- **Written exercise**:
Could you write out every entry exactly as it stands?

- **Records to use**:
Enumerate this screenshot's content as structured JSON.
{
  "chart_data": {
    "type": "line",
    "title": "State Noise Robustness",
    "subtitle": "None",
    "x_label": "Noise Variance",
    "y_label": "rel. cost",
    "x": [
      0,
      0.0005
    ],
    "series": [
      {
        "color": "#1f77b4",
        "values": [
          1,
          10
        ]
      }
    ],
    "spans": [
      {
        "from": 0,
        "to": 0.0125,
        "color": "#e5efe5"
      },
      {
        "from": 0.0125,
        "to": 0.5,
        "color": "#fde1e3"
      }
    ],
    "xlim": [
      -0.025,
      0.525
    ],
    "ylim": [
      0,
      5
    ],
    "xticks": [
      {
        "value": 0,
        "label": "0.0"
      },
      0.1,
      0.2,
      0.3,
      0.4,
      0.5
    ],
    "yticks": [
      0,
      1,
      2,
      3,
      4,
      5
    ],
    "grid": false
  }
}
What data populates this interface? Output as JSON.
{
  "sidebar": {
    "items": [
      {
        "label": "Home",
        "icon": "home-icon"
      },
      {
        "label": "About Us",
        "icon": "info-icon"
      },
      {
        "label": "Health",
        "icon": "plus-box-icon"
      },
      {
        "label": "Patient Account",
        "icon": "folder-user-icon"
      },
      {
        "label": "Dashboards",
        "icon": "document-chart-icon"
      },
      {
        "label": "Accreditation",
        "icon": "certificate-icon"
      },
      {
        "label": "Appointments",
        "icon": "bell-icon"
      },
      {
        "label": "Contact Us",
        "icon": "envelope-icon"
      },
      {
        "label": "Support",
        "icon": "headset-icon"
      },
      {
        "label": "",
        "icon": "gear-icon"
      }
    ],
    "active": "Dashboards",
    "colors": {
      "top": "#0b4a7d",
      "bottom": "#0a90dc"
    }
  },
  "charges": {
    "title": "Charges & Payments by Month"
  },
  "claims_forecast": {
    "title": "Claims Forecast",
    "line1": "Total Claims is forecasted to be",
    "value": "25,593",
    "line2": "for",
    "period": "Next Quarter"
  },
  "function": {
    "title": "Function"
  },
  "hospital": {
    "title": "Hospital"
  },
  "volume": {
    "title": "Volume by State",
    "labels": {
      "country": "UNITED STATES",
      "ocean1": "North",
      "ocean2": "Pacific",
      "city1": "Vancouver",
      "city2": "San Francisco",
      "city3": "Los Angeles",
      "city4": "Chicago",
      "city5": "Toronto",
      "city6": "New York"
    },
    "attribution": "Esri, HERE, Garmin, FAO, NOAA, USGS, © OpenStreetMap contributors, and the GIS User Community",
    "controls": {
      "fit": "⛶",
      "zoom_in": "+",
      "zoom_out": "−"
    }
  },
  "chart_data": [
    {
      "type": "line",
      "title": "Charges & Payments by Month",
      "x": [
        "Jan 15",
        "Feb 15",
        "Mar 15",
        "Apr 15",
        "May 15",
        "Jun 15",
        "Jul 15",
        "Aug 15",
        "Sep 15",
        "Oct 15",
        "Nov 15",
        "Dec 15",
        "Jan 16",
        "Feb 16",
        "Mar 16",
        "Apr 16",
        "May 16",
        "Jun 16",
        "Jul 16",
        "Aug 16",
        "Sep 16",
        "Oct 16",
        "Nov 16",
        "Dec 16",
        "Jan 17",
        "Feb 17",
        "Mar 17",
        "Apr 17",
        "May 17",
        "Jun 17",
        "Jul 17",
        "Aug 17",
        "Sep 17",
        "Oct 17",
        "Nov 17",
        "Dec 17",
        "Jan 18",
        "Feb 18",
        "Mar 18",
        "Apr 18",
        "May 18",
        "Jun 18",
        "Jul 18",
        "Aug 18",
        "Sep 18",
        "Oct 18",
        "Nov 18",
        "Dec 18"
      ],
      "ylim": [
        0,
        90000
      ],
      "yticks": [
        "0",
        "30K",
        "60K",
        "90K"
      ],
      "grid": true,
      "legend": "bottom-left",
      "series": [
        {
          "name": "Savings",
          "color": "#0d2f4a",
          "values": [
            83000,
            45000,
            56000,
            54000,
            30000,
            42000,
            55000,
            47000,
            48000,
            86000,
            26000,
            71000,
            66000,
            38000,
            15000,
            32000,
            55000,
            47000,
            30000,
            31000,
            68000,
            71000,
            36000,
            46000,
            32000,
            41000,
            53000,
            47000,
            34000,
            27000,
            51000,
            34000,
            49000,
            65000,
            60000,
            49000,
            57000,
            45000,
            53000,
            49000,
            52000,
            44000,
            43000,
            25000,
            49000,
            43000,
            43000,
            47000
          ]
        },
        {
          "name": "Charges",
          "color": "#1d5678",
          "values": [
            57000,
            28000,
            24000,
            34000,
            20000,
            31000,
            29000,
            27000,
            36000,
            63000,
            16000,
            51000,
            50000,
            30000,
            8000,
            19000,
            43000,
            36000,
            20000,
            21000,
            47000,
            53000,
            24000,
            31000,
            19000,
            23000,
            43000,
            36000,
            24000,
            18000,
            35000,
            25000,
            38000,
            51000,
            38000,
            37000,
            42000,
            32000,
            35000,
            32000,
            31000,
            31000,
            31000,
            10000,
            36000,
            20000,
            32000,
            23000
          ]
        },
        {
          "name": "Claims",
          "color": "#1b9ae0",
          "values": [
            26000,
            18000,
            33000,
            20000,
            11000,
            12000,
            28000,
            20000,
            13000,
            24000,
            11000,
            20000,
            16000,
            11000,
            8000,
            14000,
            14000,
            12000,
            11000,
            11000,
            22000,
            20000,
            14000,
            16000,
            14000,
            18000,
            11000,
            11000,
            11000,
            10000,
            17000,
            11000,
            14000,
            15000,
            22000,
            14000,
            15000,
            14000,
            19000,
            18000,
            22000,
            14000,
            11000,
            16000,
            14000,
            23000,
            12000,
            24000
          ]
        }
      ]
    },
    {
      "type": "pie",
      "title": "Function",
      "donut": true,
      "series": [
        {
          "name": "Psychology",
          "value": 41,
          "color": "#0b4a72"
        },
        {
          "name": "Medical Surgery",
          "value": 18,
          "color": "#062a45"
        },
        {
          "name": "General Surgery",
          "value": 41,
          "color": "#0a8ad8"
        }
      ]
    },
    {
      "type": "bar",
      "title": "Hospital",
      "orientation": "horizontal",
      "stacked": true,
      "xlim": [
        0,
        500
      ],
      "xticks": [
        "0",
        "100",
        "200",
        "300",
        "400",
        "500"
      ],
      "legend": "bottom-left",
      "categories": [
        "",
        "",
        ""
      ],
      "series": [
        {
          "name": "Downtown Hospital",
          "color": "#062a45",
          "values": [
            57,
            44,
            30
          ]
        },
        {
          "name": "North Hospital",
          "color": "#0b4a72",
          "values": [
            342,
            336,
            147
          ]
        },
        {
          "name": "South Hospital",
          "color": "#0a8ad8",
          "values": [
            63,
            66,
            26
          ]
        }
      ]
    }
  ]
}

- **Task response**:
Enumerate this screenshot's content as structured JSON.
{
  "chart_data": {
    "type": "line",
    "title": "State Noise Robustness",
    "subtitle": "None",
    "x_label": "Noise Variance",
    "y_label": "rel. cost",
    "x": [
      0,
      0.0005
    ],
    "series": [
      {
        "color": "#1f77b4",
        "values": [
          1,
          10
        ]
      }
    ],
    "spans": [
      {
        "from": 0,
        "to": 0.0125,
        "color": "#e5efe5"
      },
      {
        "from": 0.0125,
        "to": 0.5,
        "color": "#fde1e3"
      }
    ],
    "xlim": [
      -0.025,
      0.525
    ],
    "ylim": [
      0,
      5
    ],
    "xticks": [
      {
        "value": 0,
        "label": "0.0"
      },
      0.1,
      0.2,
      0.3,
      0.4,
      0.5
    ],
    "yticks": [
      0,
      1,
      2,
      3,
      4,
      5
    ],
    "grid": false
  }
}
What data populates this interface? Output as JSON.
{
  "sidebar": {
    "items": [
      {
        "label": "Home",
        "icon": "home-icon"
      },
      {
        "label": "About Us",
        "icon": "info-icon"
      },
      {
        "label": "Health",
        "icon": "plus-box-icon"
      },
      {
        "label": "Patient Account",
        "icon": "folder-user-icon"
      },
      {
        "label": "Dashboards",
        "icon": "document-chart-icon"
      },
      {
        "label": "Accreditation",
        "icon": "certificate-icon"
      },
      {
        "label": "Appointments",
        "icon": "bell-icon"
      },
      {
        "label": "Contact Us",
        "icon": "envelope-icon"
      },
      {
        "label": "Support",
        "icon": "headset-icon"
      },
      {
        "label": "",
        "icon": "gear-icon"
      }
    ],
    "active": "Dashboards",
    "colors": {
      "top": "#0b4a7d",
      "bottom": "#0a90dc"
    }
  },
  "charges": {
    "title": "Charges & Payments by Month"
  },
  "claims_forecast": {
    "title": "Claims Forecast",
    "line1": "Total Claims is forecasted to be",
    "value": "25,593",
    "line2": "for",
    "period": "Next Quarter"
  },
  "function": {
    "title": "Function"
  },
  "hospital": {
    "title": "Hospital"
  },
  "volume": {
    "title": "Volume by State",
    "labels": {
      "country": "UNITED STATES",
      "ocean1": "North",
      "ocean2": "Pacific",
      "city1": "Vancouver",
      "city2": "San Francisco",
      "city3": "Los Angeles",
      "city4": "Chicago",
      "city5": "Toronto",
      "city6": "New York"
    },
    "attribution": "Esri, HERE, Garmin, FAO, NOAA, USGS, © OpenStreetMap contributors, and the GIS User Community",
    "controls": {
      "fit": "⛶",
      "zoom_in": "+",
      "zoom_out": "−"
    }
  },
  "chart_data": [
    {
      "type": "line",
      "title": "Charges & Payments by Month",
      "x": [
        "Jan 15",
        "Feb 15",
        "Mar 15",
        "Apr 15",
        "May 15",
        "Jun 15",
        "Jul 15",
        "Aug 15",
        "Sep 15",
        "Oct 15",
        "Nov 15",
        "Dec 15",
        "Jan 16",
        "Feb 16",
        "Mar 16",
        "Apr 16",
        "May 16",
        "Jun 16",
        "Jul 16",
        "Aug 16",
        "Sep 16",
        "Oct 16",
        "Nov 16",
        "Dec 16",
        "Jan 17",
        "Feb 17",
        "Mar 17",
        "Apr 17",
        "May 17",
        "Jun 17",
        "Jul 17",
        "Aug 17",
        "Sep 17",
        "Oct 17",
        "Nov 17",
        "Dec 17",
        "Jan 18",
        "Feb 18",
        "Mar 18",
        "Apr 18",
        "May 18",
        "Jun 18",
        "Jul 18",
        "Aug 18",
        "Sep 18",
        "Oct 18",
        "Nov 18",
        "Dec 18"
      ],
      "ylim": [
        0,
        90000
      ],
      "yticks": [
        "0",
        "30K",
        "60K",
        "90K"
      ],
      "grid": true,
      "legend": "bottom-left",
      "series": [
        {
          "name": "Savings",
          "color": "#0d2f4a",
          "values": [
            83000,
            45000,
            56000,
            54000,
            30000,
            42000,
            55000,
            47000,
            48000,
            86000,
            26000,
            71000,
            66000,
            38000,
            15000,
            32000,
            55000,
            47000,
            30000,
            31000,
            68000,
            71000,
            36000,
            46000,
            32000,
            41000,
            53000,
            47000,
            34000,
            27000,
            51000,
            34000,
            49000,
            65000,
            60000,
            49000,
            57000,
            45000,
            53000,
            49000,
            52000,
            44000,
            43000,
            25000,
            49000,
            43000,
            43000,
            47000
          ]
        },
        {
          "name": "Charges",
          "color": "#1d5678",
          "values": [
            57000,
            28000,
            24000,
            34000,
            20000,
            31000,
            29000,
            27000,
            36000,
            63000,
            16000,
            51000,
            50000,
            30000,
            8000,
            19000,
            43000,
            36000,
            20000,
            21000,
            47000,
            53000,
            24000,
            31000,
            19000,
            23000,
            43000,
            36000,
            24000,
            18000,
            35000,
            25000,
            38000,
            51000,
            38000,
            37000,
            42000,
            32000,
            35000,
            32000,
            31000,
            31000,
            31000,
            10000,
            36000,
            20000,
            32000,
            23000
          ]
        },
        {
          "name": "Claims",
          "color": "#1b9ae0",
          "values": [
            26000,
            18000,
            33000,
            20000,
            11000,
            12000,
            28000,
            20000,
            13000,
            24000,
            11000,
            20000,
            16000,
            11000,
            8000,
            14000,
            14000,
            12000,
            11000,
            11000,
            22000,
            20000,
            14000,
            16000,
            14000,
            18000,
            11000,
            11000,
            11000,
            10000,
            17000,
            11000,
            14000,
            15000,
            22000,
            14000,
            15000,
            14000,
            19000,
            18000,
            22000,
            14000,
            11000,
            16000,
            14000,
            23000,
            12000,
            24000
          ]
        }
      ]
    },
    {
      "type": "pie",
      "title": "Function",
      "donut": true,
      "series": [
        {
          "name": "Psychology",
          "value": 41,
          "color": "#0b4a72"
        },
        {
          "name": "Medical Surgery",
          "value": 18,
          "color": "#062a45"
        },
        {
          "name": "General Surgery",
          "value": 41,
          "color": "#0a8ad8"
        }
      ]
    },
    {
      "type": "bar",
      "title": "Hospital",
      "orientation": "horizontal",
      "stacked": true,
      "xlim": [
        0,
        500
      ],
      "xticks": [
        "0",
        "100",
        "200",
        "300",
        "400",
        "500"
      ],
      "legend": "bottom-left",
      "categories": [
        "",
        "",
        ""
      ],
      "series": [
        {
          "name": "Downtown Hospital",
          "color": "#062a45",
          "values": [
            57,
            44,
            30
          ]
        },
        {
          "name": "North Hospital",
          "color": "#0b4a72",
          "values": [
            342,
            336,
            147
          ]
        },
        {
          "name": "South Hospital",
          "color": "#0a8ad8",
          "values": [
            63,
            66,
            26
          ]
        }
      ]
    }
  ]
}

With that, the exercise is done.